**Task objective:** Below are records to be output exactly, every one of them.

-- BEGIN Data to use --

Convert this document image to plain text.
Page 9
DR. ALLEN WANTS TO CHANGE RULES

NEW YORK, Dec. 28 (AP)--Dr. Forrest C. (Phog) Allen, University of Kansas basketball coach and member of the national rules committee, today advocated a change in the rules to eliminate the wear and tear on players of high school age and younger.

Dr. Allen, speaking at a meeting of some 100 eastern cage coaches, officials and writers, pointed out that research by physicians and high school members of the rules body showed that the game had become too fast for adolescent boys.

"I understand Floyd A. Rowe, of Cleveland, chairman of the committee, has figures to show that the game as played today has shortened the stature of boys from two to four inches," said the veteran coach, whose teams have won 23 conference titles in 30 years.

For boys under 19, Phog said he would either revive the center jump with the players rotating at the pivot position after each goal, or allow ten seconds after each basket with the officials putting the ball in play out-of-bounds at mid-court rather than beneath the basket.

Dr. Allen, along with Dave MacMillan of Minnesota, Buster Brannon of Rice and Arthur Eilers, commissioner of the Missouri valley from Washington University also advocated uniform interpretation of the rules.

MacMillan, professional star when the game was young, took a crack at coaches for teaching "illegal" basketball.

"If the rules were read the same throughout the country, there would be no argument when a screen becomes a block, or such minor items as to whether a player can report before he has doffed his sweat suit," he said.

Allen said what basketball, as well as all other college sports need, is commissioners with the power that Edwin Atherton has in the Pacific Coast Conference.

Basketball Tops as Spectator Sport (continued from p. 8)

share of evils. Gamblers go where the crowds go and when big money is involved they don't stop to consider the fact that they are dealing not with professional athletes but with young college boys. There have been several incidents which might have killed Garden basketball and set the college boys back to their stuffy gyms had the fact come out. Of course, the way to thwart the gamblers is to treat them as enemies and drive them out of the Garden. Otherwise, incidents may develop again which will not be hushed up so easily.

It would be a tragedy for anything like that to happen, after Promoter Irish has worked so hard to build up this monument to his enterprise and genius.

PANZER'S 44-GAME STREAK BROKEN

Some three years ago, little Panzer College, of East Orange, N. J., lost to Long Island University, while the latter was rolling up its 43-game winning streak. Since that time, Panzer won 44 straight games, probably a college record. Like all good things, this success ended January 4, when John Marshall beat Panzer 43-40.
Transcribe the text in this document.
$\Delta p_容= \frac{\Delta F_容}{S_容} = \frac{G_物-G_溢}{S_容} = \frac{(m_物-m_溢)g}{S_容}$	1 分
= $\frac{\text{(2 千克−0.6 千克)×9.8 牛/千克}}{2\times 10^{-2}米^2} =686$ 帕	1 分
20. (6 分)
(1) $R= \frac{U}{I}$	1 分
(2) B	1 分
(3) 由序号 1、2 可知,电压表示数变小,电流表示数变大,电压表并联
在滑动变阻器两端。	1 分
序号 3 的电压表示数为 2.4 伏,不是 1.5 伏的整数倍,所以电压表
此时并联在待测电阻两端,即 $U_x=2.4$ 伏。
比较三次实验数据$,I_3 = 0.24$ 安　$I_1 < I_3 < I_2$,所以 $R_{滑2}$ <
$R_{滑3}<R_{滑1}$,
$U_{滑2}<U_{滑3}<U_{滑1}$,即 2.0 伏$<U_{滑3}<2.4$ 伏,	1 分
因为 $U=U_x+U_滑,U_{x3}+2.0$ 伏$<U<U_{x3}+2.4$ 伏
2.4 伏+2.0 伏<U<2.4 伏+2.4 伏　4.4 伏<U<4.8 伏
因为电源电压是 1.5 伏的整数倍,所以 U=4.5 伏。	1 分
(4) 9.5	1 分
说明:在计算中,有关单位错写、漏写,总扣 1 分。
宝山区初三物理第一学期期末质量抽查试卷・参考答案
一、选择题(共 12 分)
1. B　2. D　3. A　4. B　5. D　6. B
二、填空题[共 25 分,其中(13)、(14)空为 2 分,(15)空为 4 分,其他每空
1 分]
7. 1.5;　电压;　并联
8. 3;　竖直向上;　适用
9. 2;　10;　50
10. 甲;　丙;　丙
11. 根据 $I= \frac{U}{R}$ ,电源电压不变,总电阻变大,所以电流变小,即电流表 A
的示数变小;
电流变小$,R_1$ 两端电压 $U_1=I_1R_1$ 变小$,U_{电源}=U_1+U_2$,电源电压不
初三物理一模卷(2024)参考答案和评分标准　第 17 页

-- END Data to use --

**Solution to this exercise:**
Convert this document image to plain text.
Page 9
DR. ALLEN WANTS TO CHANGE RULES

NEW YORK, Dec. 28 (AP)--Dr. Forrest C. (Phog) Allen, University of Kansas basketball coach and member of the national rules committee, today advocated a change in the rules to eliminate the wear and tear on players of high school age and younger.

Dr. Allen, speaking at a meeting of some 100 eastern cage coaches, officials and writers, pointed out that research by physicians and high school members of the rules body showed that the game had become too fast for adolescent boys.

"I understand Floyd A. Rowe, of Cleveland, chairman of the committee, has figures to show that the game as played today has shortened the stature of boys from two to four inches," said the veteran coach, whose teams have won 23 conference titles in 30 years.

For boys under 19, Phog said he would either revive the center jump with the players rotating at the pivot position after each goal, or allow ten seconds after each basket with the officials putting the ball in play out-of-bounds at mid-court rather than beneath the basket.

Dr. Allen, along with Dave MacMillan of Minnesota, Buster Brannon of Rice and Arthur Eilers, commissioner of the Missouri valley from Washington University also advocated uniform interpretation of the rules.

MacMillan, professional star when the game was young, took a crack at coaches for teaching "illegal" basketball.

"If the rules were read the same throughout the country, there would be no argument when a screen becomes a block, or such minor items as to whether a player can report before he has doffed his sweat suit," he said.

Allen said what basketball, as well as all other college sports need, is commissioners with the power that Edwin Atherton has in the Pacific Coast Conference.

Basketball Tops as Spectator Sport (continued from p. 8)

share of evils. Gamblers go where the crowds go and when big money is involved they don't stop to consider the fact that they are dealing not with professional athletes but with young college boys. There have been several incidents which might have killed Garden basketball and set the college boys back to their stuffy gyms had the fact come out. Of course, the way to thwart the gamblers is to treat them as enemies and drive them out of the Garden. Otherwise, incidents may develop again which will not be hushed up so easily.

It would be a tragedy for anything like that to happen, after Promoter Irish has worked so hard to build up this monument to his enterprise and genius.

PANZER'S 44-GAME STREAK BROKEN

Some three years ago, little Panzer College, of East Orange, N. J., lost to Long Island University, while the latter was rolling up its 43-game winning streak. Since that time, Panzer won 44 straight games, probably a college record. Like all good things, this success ended January 4, when John Marshall beat Panzer 43-40.
Transcribe the text in this document.
$\Delta p_容= \frac{\Delta F_容}{S_容} = \frac{G_物-G_溢}{S_容} = \frac{(m_物-m_溢)g}{S_容}$	1 分
= $\frac{\text{(2 千克−0.6 千克)×9.8 牛/千克}}{2\times 10^{-2}米^2} =686$ 帕	1 分
20. (6 分)
(1) $R= \frac{U}{I}$	1 分
(2) B	1 分
(3) 由序号 1、2 可知,电压表示数变小,电流表示数变大,电压表并联
在滑动变阻器两端。	1 分
序号 3 的电压表示数为 2.4 伏,不是 1.5 伏的整数倍,所以电压表
此时并联在待测电阻两端,即 $U_x=2.4$ 伏。
比较三次实验数据$,I_3 = 0.24$ 安　$I_1 < I_3 < I_2$,所以 $R_{滑2}$ <
$R_{滑3}<R_{滑1}$,
$U_{滑2}<U_{滑3}<U_{滑1}$,即 2.0 伏$<U_{滑3}<2.4$ 伏,	1 分
因为 $U=U_x+U_滑,U_{x3}+2.0$ 伏$<U<U_{x3}+2.4$ 伏
2.4 伏+2.0 伏<U<2.4 伏+2.4 伏　4.4 伏<U<4.8 伏
因为电源电压是 1.5 伏的整数倍,所以 U=4.5 伏。	1 分
(4) 9.5	1 分
说明:在计算中,有关单位错写、漏写,总扣 1 分。
宝山区初三物理第一学期期末质量抽查试卷・参考答案
一、选择题(共 12 分)
1. B　2. D　3. A　4. B　5. D　6. B
二、填空题[共 25 分,其中(13)、(14)空为 2 分,(15)空为 4 分,其他每空
1 分]
7. 1.5;　电压;　并联
8. 3;　竖直向上;　适用
9. 2;　10;　50
10. 甲;　丙;　丙
11. 根据 $I= \frac{U}{R}$ ,电源电压不变,总电阻变大,所以电流变小,即电流表 A
的示数变小;
电流变小$,R_1$ 两端电压 $U_1=I_1R_1$ 变小$,U_{电源}=U_1+U_2$,电源电压不
初三物理一模卷(2024)参考答案和评分标准　第 17 页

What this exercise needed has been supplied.